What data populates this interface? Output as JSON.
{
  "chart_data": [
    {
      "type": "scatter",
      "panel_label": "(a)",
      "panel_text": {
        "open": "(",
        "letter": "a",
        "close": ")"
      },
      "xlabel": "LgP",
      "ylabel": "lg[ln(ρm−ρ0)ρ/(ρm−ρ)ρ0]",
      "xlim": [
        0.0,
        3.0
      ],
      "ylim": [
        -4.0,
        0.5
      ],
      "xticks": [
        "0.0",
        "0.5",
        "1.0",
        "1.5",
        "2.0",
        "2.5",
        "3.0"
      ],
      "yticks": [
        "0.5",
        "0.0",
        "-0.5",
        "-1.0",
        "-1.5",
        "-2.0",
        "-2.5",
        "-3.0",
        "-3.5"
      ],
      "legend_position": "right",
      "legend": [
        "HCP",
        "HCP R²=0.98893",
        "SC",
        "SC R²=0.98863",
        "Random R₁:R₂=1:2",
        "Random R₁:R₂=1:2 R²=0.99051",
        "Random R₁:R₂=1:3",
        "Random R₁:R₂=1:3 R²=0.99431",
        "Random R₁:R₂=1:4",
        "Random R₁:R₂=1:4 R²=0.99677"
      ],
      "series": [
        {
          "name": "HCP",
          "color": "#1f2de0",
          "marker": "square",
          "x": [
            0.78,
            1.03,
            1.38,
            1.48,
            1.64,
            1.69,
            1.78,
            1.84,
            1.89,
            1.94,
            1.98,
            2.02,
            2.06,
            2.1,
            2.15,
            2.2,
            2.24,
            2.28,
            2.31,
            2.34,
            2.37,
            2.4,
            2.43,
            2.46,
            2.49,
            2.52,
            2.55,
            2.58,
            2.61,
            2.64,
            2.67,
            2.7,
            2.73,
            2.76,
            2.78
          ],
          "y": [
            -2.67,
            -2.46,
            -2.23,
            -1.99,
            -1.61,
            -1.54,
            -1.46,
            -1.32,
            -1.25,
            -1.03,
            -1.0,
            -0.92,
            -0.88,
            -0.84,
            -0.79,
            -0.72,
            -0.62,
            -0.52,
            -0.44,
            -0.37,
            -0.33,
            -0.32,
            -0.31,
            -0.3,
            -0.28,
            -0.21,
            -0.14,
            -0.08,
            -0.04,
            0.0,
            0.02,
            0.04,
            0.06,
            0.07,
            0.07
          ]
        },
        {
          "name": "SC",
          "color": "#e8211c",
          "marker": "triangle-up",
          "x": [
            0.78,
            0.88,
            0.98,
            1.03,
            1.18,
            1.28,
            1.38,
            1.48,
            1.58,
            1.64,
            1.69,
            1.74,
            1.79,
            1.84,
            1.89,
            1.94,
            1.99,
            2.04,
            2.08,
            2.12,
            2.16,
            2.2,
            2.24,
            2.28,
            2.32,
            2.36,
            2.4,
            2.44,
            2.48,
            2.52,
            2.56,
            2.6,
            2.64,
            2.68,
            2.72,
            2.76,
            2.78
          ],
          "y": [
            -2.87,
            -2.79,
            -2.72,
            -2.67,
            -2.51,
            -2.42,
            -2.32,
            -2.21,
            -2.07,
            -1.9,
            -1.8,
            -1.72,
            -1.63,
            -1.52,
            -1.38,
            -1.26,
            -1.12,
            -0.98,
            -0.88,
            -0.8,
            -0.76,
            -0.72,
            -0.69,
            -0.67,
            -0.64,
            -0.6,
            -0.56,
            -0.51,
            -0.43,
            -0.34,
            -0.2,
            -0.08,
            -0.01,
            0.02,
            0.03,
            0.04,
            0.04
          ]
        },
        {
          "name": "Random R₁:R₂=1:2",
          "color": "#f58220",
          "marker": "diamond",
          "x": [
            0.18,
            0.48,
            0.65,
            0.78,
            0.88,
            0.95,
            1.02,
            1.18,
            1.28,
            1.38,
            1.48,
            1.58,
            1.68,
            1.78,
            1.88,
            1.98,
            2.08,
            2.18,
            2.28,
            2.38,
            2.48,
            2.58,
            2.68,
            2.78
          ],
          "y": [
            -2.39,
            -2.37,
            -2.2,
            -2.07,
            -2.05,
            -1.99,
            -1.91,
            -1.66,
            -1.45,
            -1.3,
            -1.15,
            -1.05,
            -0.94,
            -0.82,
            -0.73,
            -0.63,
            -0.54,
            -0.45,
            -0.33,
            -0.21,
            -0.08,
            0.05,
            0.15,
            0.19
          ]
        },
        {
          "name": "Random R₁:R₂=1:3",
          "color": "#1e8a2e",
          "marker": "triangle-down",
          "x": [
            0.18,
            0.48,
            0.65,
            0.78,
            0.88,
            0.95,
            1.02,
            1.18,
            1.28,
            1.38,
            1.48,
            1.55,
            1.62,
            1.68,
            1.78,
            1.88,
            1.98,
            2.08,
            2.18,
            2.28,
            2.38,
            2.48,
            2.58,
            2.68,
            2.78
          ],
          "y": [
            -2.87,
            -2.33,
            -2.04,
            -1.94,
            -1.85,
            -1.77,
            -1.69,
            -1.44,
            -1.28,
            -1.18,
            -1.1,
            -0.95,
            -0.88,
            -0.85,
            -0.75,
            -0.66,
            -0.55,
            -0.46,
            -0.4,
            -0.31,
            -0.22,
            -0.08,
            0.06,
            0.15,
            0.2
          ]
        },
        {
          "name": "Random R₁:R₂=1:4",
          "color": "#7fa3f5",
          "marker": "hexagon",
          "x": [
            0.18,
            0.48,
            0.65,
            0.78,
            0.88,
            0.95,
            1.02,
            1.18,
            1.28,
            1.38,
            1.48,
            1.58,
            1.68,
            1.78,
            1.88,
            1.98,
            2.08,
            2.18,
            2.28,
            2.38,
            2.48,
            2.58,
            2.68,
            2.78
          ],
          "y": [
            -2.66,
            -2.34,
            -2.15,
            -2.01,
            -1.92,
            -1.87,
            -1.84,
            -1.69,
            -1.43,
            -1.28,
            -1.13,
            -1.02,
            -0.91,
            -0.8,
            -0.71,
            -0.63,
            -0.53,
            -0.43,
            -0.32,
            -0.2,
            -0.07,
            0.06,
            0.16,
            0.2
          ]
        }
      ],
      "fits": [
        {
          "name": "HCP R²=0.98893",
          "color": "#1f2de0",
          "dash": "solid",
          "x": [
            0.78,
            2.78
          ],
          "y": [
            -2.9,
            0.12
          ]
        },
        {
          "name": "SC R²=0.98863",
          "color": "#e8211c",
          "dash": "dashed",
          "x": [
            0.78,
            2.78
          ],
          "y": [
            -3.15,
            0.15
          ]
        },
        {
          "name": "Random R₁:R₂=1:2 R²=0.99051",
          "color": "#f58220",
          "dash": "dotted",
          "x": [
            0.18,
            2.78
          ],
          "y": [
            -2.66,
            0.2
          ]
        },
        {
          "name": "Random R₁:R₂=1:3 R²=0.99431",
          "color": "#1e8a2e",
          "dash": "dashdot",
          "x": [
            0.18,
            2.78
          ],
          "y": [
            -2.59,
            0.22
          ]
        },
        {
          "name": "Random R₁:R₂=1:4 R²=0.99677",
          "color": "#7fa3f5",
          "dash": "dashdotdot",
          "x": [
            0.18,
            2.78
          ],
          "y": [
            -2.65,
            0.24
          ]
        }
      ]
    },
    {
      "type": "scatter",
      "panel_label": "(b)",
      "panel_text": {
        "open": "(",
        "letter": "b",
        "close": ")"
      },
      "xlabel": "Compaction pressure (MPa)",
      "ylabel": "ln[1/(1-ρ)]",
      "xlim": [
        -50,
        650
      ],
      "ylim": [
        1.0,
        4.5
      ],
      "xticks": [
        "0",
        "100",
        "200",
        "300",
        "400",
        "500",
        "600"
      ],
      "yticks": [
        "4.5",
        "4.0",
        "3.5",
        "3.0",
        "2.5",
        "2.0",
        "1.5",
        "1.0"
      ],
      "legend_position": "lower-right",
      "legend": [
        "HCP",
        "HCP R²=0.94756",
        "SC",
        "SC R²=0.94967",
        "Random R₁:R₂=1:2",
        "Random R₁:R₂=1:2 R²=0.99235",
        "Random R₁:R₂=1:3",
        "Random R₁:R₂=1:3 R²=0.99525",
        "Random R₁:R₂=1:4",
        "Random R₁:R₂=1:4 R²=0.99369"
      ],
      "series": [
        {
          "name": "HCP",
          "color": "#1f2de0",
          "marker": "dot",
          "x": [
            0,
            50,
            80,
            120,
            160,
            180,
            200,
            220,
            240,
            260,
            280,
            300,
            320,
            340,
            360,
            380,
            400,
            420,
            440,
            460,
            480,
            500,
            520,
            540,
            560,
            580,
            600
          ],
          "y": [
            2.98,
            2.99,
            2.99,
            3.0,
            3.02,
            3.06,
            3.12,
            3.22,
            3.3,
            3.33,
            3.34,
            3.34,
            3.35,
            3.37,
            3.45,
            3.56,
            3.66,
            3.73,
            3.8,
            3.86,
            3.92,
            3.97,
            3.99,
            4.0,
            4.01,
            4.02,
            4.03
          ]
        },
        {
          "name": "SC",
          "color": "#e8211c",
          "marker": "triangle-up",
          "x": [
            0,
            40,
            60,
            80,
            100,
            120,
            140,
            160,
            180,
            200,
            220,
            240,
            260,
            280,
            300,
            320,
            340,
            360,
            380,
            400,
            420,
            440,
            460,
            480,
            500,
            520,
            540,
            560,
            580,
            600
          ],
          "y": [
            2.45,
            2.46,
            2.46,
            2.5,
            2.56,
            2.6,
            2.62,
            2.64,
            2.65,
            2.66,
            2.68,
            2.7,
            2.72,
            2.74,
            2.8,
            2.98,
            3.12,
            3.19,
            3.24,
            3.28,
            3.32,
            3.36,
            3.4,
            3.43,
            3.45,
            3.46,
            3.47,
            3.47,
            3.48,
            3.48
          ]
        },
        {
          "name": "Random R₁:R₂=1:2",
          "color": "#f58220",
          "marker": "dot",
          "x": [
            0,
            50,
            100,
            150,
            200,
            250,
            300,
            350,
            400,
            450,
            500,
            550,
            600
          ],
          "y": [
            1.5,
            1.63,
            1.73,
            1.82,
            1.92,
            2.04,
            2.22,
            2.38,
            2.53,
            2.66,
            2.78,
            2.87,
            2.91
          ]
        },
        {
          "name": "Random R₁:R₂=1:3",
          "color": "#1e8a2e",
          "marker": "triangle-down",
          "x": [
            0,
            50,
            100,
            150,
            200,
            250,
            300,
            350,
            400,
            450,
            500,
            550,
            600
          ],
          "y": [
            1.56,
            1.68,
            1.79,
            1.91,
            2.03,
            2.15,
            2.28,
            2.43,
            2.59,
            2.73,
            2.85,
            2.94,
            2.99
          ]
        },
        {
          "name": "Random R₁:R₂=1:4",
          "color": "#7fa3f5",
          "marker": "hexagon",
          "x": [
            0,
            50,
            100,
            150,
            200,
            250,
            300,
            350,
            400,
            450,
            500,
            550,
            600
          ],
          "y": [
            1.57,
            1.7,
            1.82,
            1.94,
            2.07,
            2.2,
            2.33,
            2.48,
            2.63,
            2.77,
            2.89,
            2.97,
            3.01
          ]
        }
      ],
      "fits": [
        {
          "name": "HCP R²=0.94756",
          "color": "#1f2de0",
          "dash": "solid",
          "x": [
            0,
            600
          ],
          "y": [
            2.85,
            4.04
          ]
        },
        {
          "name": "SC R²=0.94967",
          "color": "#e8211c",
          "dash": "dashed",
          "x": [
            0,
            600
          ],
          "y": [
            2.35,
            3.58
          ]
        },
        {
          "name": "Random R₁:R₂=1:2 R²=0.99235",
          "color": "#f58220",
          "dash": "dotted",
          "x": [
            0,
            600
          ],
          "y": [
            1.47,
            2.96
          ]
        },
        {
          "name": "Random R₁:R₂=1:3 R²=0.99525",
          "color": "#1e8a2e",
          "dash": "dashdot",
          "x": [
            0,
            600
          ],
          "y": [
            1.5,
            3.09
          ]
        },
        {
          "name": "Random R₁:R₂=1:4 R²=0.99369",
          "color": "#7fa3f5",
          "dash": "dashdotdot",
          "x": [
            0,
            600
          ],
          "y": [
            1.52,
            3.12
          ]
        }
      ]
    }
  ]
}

• • • •

Report only the number of lines in the data above that contain "ylabel".

» RESULT OF THE EXERCISE: 2